** Task brief **
Using the material that follows, identify and copy each line with the string "Network".

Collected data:
## BEGIN

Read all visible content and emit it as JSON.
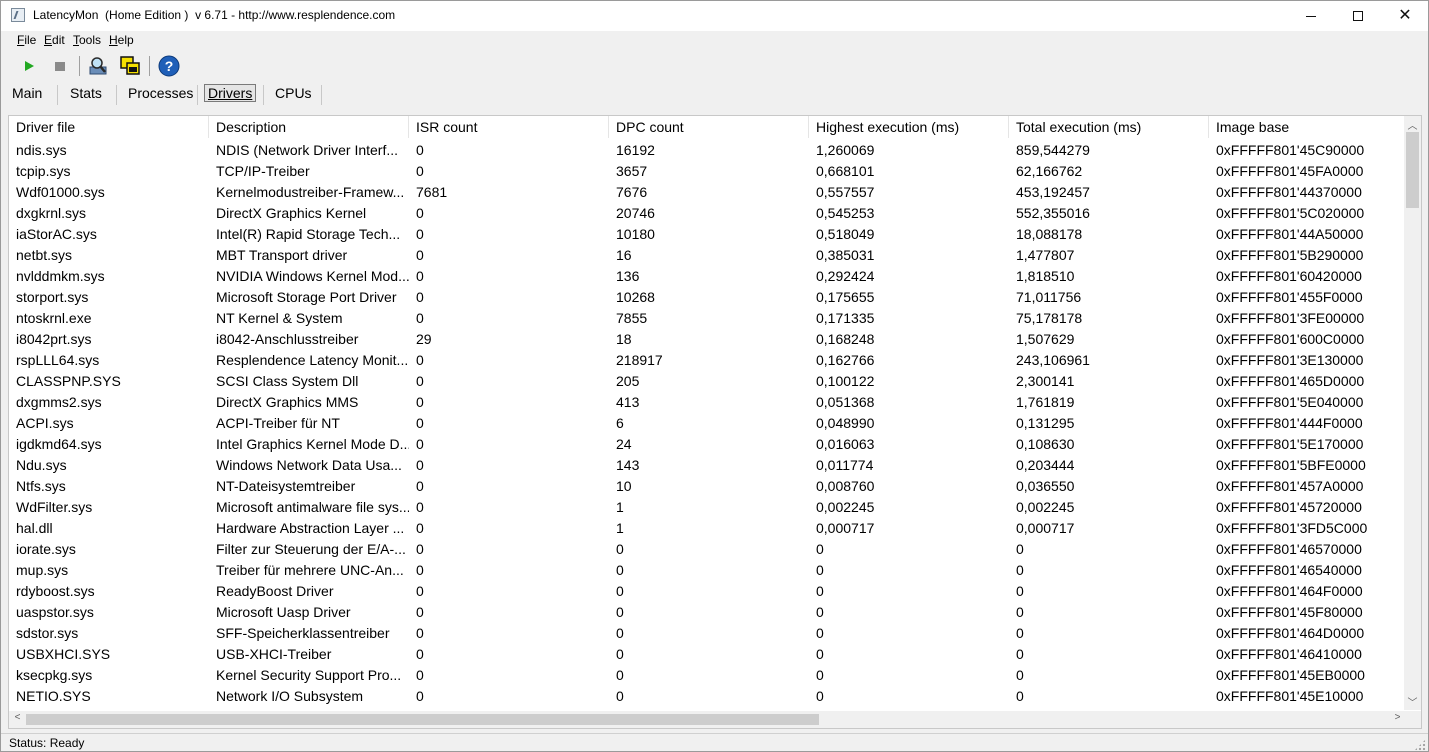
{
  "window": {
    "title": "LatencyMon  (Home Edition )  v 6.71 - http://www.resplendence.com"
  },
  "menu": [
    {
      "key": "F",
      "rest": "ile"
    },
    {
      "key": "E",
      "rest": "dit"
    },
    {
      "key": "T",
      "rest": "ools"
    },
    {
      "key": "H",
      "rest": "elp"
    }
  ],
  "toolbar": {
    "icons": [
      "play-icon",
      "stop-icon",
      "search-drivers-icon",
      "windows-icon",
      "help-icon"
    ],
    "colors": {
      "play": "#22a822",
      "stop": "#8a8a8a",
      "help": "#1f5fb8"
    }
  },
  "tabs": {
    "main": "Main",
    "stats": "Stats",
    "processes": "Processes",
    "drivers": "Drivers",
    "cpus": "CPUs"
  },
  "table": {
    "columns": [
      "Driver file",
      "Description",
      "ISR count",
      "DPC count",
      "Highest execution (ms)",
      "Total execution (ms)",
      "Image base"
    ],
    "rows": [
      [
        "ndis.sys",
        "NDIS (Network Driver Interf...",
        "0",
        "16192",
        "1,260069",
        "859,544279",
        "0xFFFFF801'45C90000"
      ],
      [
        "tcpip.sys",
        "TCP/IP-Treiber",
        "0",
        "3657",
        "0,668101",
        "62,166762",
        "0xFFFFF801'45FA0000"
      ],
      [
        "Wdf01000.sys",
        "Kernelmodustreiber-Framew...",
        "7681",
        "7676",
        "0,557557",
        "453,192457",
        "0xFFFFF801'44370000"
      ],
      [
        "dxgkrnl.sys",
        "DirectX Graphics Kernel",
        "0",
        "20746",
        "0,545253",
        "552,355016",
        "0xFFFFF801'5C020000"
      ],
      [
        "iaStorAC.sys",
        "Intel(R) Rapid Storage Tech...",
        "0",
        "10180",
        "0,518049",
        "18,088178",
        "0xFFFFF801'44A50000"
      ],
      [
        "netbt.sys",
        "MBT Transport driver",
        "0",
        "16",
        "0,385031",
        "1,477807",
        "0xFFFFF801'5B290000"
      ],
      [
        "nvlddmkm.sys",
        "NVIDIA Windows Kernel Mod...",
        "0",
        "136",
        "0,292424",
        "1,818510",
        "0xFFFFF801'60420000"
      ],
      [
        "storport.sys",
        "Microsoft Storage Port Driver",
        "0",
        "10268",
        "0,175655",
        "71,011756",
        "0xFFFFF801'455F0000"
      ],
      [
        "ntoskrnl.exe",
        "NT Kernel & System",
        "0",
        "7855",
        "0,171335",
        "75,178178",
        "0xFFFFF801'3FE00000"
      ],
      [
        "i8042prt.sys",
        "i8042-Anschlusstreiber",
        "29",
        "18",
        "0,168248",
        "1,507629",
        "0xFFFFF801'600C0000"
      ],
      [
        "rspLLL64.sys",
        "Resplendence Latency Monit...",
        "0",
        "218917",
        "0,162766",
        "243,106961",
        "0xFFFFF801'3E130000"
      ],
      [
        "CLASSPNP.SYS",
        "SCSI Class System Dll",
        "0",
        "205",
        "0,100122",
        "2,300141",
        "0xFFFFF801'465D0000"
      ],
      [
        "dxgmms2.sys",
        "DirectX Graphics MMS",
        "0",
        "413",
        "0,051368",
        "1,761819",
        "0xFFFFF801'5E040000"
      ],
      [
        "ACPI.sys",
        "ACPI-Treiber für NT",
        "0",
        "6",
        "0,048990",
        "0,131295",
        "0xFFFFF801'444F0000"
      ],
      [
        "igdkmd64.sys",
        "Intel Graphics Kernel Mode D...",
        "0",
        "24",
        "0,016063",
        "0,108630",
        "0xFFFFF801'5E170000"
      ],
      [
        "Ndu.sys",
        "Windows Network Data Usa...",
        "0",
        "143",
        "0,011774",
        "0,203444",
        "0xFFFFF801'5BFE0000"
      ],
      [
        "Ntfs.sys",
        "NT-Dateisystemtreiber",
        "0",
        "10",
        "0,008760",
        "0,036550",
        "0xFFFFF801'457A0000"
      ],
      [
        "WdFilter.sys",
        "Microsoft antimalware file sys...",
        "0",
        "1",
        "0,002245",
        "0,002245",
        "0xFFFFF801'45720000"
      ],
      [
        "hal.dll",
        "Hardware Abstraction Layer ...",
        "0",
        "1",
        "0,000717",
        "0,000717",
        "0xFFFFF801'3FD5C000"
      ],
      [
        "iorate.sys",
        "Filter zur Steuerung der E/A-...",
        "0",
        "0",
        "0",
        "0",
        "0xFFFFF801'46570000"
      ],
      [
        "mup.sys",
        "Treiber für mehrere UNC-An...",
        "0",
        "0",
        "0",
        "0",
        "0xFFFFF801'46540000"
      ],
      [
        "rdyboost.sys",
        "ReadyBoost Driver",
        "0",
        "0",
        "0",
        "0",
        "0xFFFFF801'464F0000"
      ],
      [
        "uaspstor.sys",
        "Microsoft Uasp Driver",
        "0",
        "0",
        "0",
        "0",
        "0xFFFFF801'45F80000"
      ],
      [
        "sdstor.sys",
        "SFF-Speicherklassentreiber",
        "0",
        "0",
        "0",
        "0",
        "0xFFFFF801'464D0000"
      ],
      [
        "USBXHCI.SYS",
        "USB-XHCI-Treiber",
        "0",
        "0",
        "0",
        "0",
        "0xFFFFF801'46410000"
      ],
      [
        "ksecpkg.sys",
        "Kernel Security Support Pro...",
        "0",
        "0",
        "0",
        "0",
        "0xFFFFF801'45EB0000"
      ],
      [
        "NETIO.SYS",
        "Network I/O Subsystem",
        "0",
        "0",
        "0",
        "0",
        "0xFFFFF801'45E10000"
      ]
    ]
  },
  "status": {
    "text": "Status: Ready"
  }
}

## END

** Problem solution **
        "NDIS (Network Driver Interf...",
        "Windows Network Data Usa...",
        "Network I/O Subsystem",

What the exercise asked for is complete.